▶ **MATERIAL SHOWN**
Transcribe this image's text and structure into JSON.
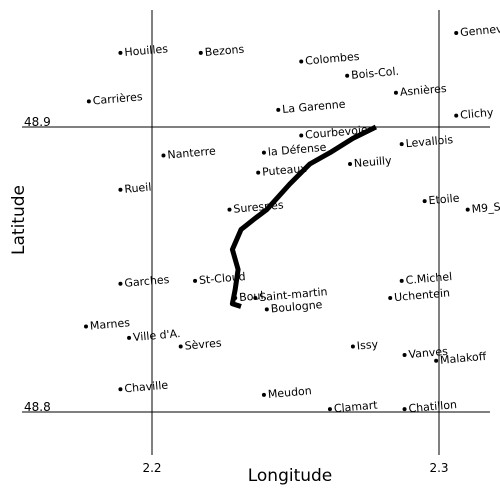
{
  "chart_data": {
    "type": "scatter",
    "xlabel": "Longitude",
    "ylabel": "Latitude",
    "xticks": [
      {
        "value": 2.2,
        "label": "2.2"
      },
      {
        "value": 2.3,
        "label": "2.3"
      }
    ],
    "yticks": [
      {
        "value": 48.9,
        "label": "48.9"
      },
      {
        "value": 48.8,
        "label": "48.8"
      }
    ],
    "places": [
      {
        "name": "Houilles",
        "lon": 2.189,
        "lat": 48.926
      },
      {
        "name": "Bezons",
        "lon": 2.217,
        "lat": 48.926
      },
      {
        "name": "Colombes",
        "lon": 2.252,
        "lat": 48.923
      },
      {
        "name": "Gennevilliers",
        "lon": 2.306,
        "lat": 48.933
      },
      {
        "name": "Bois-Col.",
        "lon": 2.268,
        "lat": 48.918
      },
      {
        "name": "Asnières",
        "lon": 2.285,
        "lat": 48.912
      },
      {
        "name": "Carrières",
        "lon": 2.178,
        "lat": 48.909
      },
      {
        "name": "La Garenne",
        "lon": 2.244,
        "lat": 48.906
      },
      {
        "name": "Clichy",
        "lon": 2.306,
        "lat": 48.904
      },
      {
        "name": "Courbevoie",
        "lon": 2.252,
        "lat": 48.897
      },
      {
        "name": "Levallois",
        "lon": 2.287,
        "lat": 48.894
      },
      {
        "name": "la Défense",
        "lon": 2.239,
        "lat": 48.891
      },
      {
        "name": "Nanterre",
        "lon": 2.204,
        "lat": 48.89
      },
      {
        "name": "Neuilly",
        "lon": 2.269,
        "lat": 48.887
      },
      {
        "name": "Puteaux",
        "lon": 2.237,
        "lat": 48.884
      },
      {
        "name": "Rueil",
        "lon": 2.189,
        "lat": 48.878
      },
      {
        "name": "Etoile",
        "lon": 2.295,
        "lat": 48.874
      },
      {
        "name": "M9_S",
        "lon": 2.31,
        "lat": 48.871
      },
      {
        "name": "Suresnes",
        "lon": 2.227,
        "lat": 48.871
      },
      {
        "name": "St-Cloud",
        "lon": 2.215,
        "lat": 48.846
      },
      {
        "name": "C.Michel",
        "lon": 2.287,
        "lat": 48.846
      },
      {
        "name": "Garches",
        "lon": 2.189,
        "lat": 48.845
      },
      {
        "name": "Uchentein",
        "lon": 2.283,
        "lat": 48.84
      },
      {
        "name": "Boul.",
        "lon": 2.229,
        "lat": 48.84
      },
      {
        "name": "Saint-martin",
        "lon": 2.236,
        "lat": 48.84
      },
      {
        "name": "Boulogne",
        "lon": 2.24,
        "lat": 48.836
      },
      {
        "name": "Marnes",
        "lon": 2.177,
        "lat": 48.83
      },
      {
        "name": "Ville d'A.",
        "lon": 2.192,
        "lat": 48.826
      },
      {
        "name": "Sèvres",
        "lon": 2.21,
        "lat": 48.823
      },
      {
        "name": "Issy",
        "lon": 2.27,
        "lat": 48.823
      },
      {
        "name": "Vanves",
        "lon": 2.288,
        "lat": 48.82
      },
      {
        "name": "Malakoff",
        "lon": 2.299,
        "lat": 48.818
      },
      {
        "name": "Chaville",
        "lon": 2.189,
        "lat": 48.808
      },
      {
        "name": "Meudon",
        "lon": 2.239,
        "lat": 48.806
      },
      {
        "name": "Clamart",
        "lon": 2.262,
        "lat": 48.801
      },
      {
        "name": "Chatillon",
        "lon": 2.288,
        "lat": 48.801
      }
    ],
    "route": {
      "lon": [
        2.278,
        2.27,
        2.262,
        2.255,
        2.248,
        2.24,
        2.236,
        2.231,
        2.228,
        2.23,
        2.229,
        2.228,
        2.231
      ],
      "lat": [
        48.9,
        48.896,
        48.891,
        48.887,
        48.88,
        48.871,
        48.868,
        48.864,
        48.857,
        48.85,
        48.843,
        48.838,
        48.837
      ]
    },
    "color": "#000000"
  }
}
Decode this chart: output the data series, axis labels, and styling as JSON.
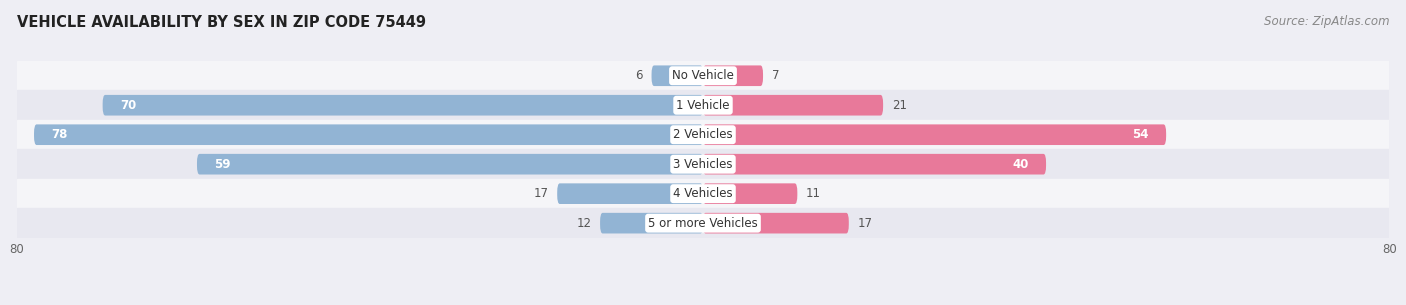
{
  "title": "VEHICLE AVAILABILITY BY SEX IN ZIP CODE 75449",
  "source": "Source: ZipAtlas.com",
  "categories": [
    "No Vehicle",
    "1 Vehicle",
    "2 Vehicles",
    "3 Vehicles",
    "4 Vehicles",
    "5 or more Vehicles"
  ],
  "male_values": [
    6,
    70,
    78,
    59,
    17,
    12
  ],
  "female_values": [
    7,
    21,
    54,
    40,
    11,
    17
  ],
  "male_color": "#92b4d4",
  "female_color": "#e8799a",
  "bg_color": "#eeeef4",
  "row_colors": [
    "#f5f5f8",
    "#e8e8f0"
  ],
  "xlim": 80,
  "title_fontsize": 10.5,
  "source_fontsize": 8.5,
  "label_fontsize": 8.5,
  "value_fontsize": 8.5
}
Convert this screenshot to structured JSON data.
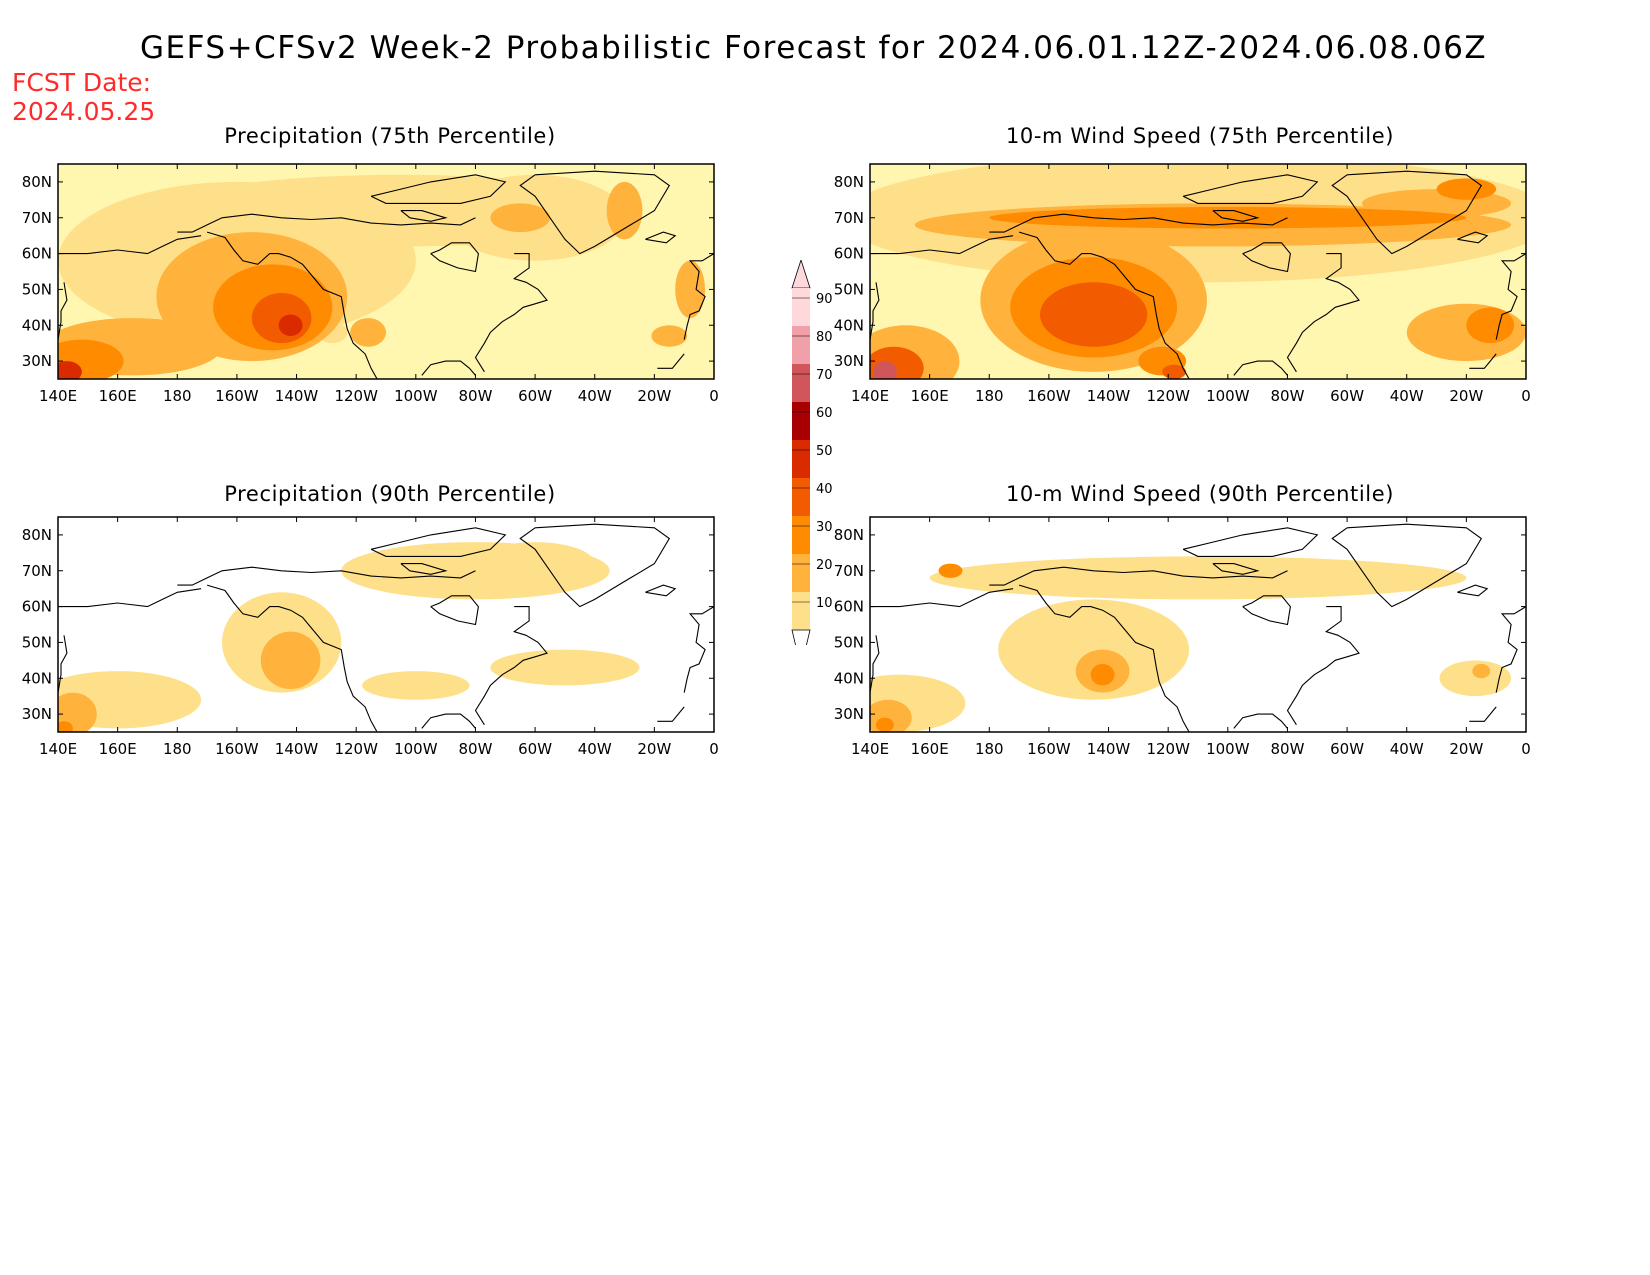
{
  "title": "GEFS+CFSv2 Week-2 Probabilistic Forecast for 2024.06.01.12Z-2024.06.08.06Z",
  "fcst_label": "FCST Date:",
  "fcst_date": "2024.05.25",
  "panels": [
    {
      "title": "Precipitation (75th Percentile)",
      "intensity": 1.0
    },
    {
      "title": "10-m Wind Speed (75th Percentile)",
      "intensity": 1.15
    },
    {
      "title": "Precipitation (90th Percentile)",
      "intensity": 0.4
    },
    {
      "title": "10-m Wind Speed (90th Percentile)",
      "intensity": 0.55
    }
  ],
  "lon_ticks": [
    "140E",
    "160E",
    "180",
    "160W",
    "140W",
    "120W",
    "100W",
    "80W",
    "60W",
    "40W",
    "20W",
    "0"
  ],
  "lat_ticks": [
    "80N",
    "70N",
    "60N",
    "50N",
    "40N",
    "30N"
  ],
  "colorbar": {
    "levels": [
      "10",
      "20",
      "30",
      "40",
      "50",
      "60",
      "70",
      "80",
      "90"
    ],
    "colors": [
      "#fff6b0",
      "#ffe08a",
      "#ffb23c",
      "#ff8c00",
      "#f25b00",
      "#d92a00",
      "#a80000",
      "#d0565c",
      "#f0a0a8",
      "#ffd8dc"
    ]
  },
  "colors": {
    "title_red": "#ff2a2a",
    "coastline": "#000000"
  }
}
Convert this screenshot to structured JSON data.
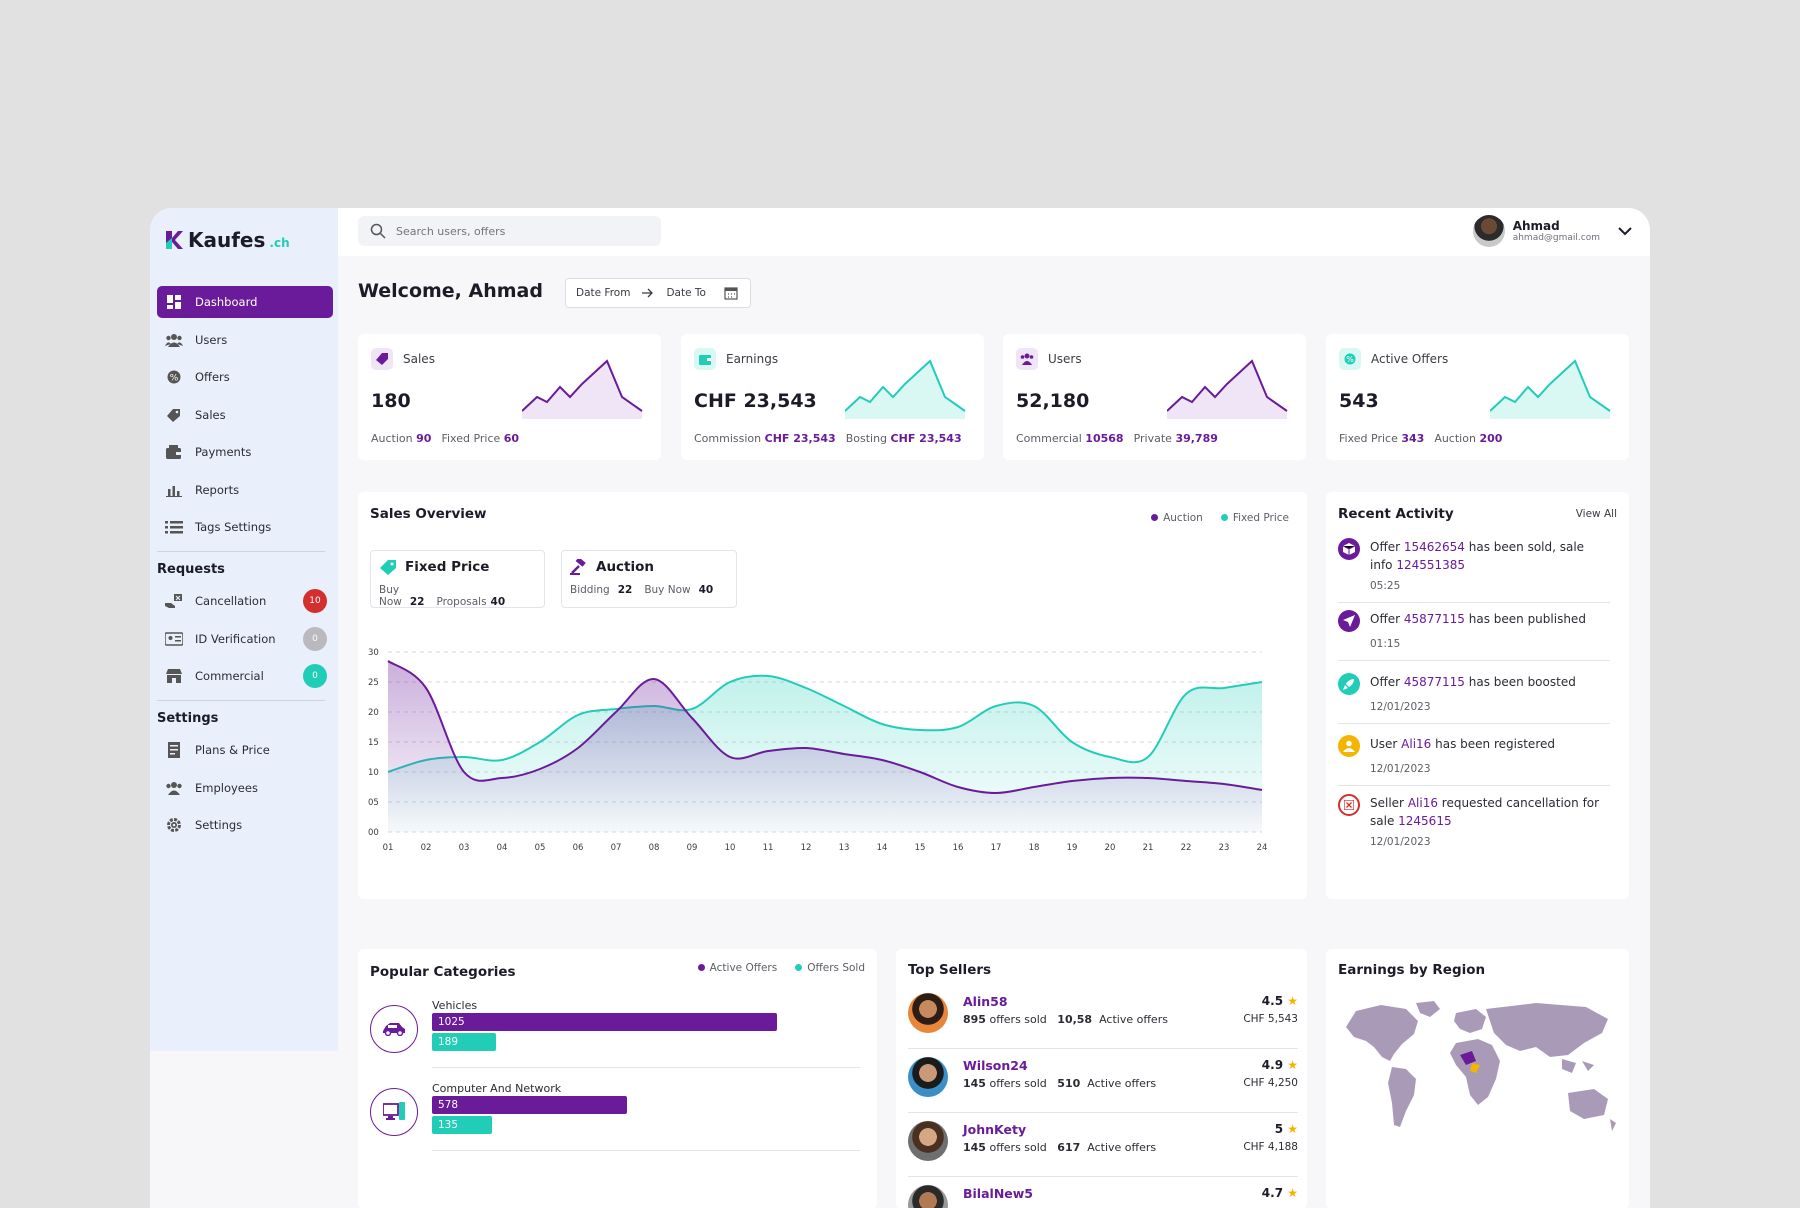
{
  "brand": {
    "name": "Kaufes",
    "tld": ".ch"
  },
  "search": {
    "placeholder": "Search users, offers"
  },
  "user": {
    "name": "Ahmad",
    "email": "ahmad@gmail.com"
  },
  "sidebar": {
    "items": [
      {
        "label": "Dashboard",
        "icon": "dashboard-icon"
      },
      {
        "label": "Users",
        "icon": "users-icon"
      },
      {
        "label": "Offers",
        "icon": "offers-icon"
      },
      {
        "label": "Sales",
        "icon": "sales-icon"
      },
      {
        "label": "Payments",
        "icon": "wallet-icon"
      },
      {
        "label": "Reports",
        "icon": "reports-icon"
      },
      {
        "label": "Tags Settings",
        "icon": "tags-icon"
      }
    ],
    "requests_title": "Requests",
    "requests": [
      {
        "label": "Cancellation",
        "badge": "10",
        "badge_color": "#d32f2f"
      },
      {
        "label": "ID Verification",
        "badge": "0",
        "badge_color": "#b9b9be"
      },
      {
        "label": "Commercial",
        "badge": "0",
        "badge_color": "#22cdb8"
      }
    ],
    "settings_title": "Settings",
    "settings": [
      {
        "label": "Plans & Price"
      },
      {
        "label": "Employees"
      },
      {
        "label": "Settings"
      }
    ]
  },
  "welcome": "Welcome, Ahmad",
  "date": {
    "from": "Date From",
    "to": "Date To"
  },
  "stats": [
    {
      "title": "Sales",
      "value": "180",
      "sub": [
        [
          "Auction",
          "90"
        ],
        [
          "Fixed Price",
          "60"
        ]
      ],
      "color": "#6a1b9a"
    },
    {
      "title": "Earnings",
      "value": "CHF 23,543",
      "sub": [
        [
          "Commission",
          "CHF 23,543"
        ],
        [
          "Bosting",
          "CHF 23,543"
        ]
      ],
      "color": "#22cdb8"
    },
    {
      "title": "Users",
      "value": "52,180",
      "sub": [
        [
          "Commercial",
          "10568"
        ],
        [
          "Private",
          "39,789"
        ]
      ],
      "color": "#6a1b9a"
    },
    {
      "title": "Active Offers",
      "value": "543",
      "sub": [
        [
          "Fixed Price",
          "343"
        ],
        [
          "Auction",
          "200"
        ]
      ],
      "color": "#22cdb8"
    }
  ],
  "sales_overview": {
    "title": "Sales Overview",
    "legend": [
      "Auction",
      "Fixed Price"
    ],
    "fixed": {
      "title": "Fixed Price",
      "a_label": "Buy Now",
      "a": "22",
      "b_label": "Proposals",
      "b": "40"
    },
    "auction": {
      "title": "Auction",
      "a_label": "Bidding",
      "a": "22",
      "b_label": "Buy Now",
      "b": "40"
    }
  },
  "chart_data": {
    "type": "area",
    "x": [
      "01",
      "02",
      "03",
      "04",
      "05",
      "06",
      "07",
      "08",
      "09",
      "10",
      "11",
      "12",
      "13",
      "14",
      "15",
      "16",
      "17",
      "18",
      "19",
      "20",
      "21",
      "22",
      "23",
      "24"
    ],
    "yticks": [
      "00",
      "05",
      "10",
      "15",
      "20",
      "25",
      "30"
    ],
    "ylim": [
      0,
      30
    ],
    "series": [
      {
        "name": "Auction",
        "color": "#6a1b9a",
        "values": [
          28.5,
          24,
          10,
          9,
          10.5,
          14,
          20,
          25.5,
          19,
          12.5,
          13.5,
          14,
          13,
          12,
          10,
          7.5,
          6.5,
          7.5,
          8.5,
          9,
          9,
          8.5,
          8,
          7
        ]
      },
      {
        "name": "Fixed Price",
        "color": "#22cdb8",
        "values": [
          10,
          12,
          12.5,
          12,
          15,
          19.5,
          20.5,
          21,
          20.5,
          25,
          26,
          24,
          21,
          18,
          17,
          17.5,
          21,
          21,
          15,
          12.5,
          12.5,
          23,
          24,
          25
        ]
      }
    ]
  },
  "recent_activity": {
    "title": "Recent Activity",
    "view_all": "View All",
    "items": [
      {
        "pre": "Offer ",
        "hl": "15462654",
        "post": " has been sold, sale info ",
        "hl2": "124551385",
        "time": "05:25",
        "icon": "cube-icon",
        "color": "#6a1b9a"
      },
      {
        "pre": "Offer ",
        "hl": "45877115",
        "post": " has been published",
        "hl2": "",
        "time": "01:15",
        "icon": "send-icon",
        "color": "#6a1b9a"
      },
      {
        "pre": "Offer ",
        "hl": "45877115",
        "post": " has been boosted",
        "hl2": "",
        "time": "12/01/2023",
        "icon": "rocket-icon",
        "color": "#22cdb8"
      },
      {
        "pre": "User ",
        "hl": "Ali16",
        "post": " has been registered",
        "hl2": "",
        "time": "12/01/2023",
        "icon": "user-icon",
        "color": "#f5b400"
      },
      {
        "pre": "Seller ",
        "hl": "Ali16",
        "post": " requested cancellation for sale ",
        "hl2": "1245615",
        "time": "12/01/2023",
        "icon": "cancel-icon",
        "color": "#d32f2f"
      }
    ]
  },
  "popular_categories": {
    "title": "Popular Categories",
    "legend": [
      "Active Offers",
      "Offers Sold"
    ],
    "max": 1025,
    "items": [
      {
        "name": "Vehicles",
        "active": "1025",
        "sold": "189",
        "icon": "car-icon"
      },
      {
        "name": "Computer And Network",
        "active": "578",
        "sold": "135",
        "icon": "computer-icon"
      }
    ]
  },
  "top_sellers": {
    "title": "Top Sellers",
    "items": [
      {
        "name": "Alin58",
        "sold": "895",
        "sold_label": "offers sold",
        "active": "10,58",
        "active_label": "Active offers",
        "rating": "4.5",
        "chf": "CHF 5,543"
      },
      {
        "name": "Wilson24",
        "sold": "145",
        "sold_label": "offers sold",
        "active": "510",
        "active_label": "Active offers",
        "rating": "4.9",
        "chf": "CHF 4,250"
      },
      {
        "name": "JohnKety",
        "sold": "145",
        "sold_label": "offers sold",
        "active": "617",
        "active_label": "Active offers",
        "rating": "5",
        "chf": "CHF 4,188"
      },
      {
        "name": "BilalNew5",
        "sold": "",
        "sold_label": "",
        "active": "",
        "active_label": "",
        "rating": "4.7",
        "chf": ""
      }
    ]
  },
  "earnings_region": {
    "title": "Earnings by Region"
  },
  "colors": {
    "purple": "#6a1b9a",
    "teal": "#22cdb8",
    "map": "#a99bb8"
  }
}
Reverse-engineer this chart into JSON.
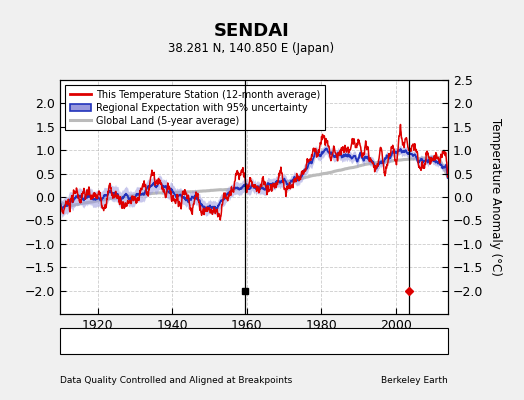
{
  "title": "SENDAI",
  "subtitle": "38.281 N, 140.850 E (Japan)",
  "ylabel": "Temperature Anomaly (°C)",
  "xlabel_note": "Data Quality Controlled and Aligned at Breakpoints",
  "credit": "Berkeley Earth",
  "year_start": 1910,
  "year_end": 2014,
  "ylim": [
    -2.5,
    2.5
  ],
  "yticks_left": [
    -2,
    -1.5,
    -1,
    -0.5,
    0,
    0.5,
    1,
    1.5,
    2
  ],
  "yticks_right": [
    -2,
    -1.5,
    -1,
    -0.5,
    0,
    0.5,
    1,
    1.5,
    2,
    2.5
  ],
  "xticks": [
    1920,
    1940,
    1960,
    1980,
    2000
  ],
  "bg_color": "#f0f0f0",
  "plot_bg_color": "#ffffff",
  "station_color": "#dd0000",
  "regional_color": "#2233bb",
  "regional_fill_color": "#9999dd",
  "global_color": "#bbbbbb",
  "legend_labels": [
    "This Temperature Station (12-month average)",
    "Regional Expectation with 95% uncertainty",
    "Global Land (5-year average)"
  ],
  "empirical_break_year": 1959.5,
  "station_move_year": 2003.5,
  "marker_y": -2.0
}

▶ **GOAL OF THE EXERCISE**
Extract all lines containing the word "rating".

▶ **REPLY**
        "rating": "4.5",
        "rating": "4.9",
        "rating": "5",
        "rating": "4.7",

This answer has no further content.